## Exercise
Copy out all lines where "централизованных" appears.

===== Provided data =====

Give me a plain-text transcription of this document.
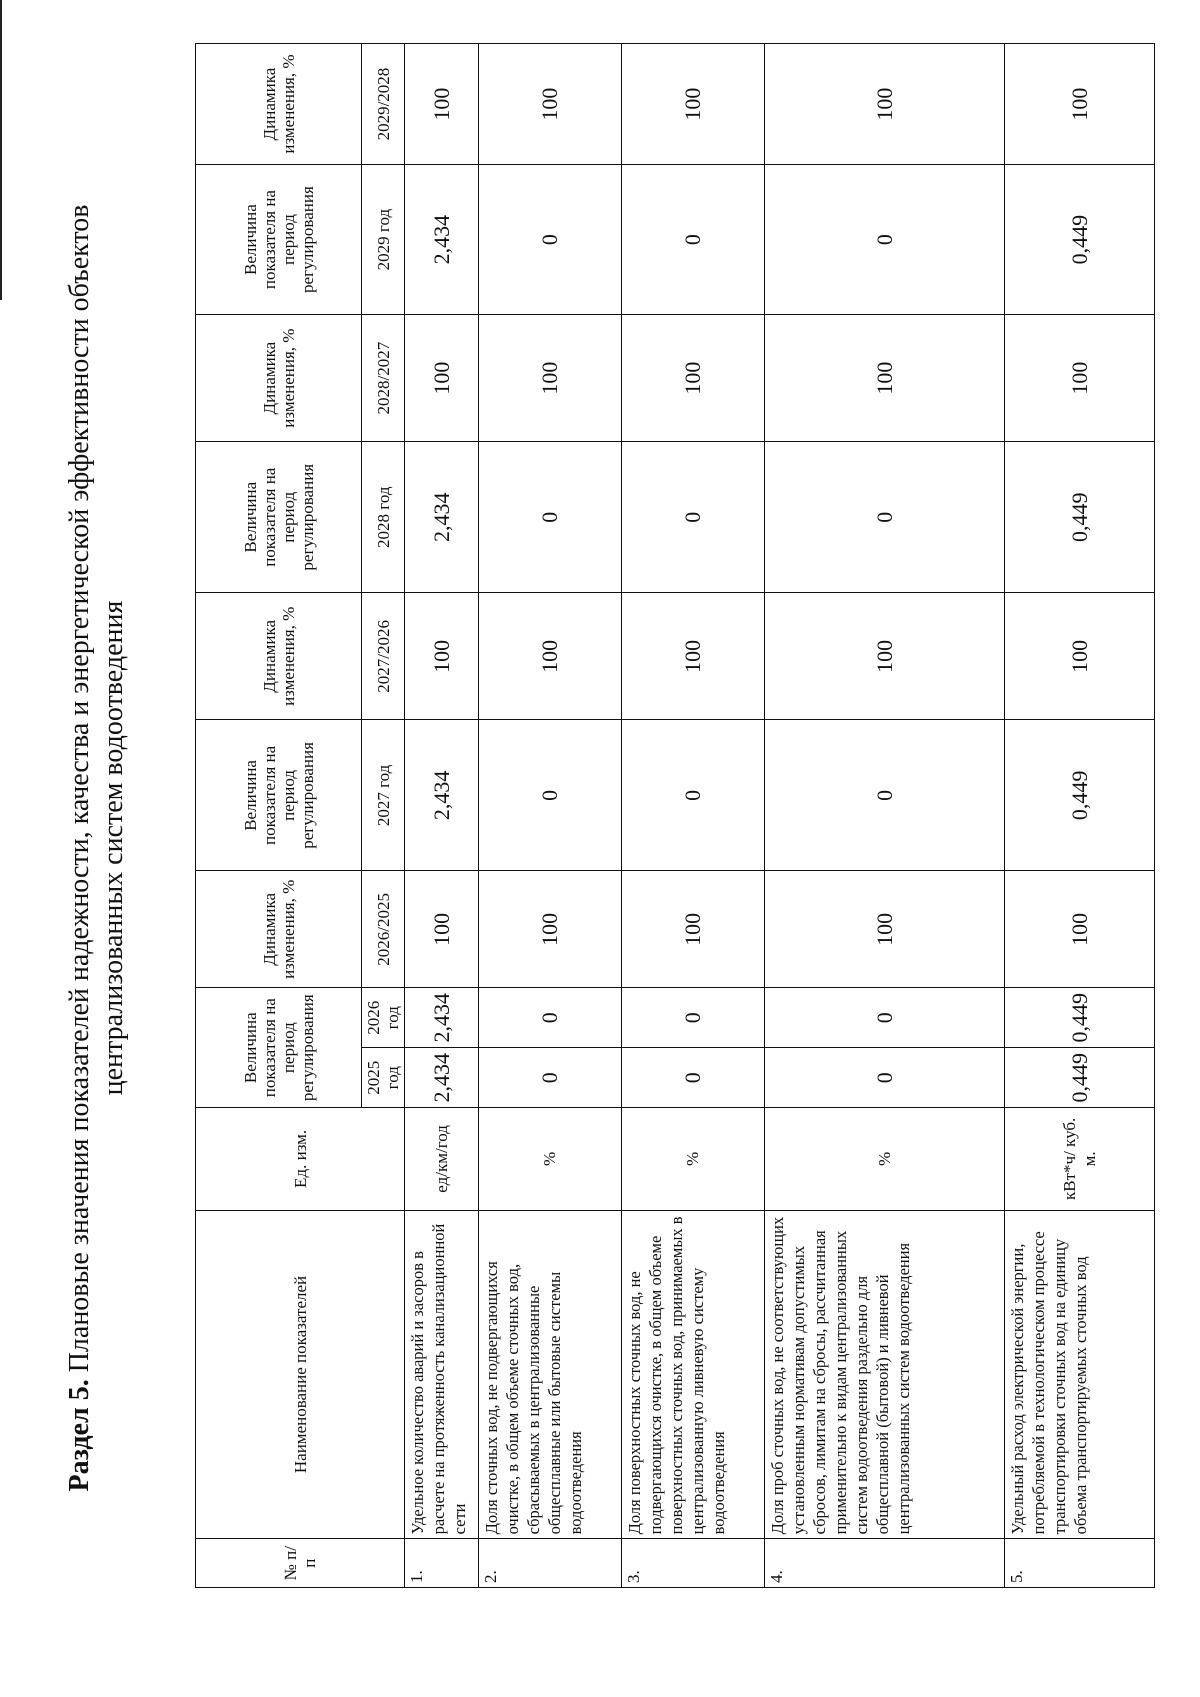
Раздел 5. Плановые значения показателей надежности, качества и энергетической эффективности объектов централизованных систем водоотведения
№ п/п	Наименование показателей	Ед. изм.	Величина показателя на период регулирования		Динамика изменения, %	Величина показателя на период регулирования	Динамика изменения, %	Величина показателя на период регулирования	Динамика изменения, %	Величина показателя на период регулирования	Динамика изменения, %
			2025 год	2026 год	2026/2025	2027 год	2027/2026	2028 год	2028/2027	2029 год	2029/2028
1.	Удельное количество аварий и засоров в расчете на протяженность канализационной сети	ед/км/год	2,434	2,434	100	2,434	100	2,434	100	2,434	100
2.	Доля сточных вод, не подвергающихся очистке, в общем объеме сточных вод, сбрасываемых в централизованные общесплавные или бытовые системы водоотведения	%	0	0	100	0	100	0	100	0	100
3.	Доля поверхностных сточных вод, не подвергающихся очистке, в общем объеме поверхностных сточных вод, принимаемых в централизованную ливневую систему водоотведения	%	0	0	100	0	100	0	100	0	100
4.	Доля проб сточных вод, не соответствующих установленным нормативам допустимых сбросов, лимитам на сбросы, рассчитанная применительно к видам централизованных систем водоотведения раздельно для общесплавной (бытовой) и ливневой централизованных систем водоотведения	%	0	0	100	0	100	0	100	0	100
5.	Удельный расход электрической энергии, потребляемой в технологическом процессе транспортировки сточных вод на единицу объема транспортируемых сточных вод	кВт*ч/ куб. м.	0,449	0,449	100	0,449	100	0,449	100	0,449	100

=====

## Result
Раздел 5. Плановые значения показателей надежности, качества и энергетической эффективности объектов централизованных систем водоотведения
4.	Доля проб сточных вод, не соответствующих установленным нормативам допустимых сбросов, лимитам на сбросы, рассчитанная применительно к видам централизованных систем водоотведения раздельно для общесплавной (бытовой) и ливневой централизованных систем водоотведения	%	0	0	100	0	100	0	100	0	100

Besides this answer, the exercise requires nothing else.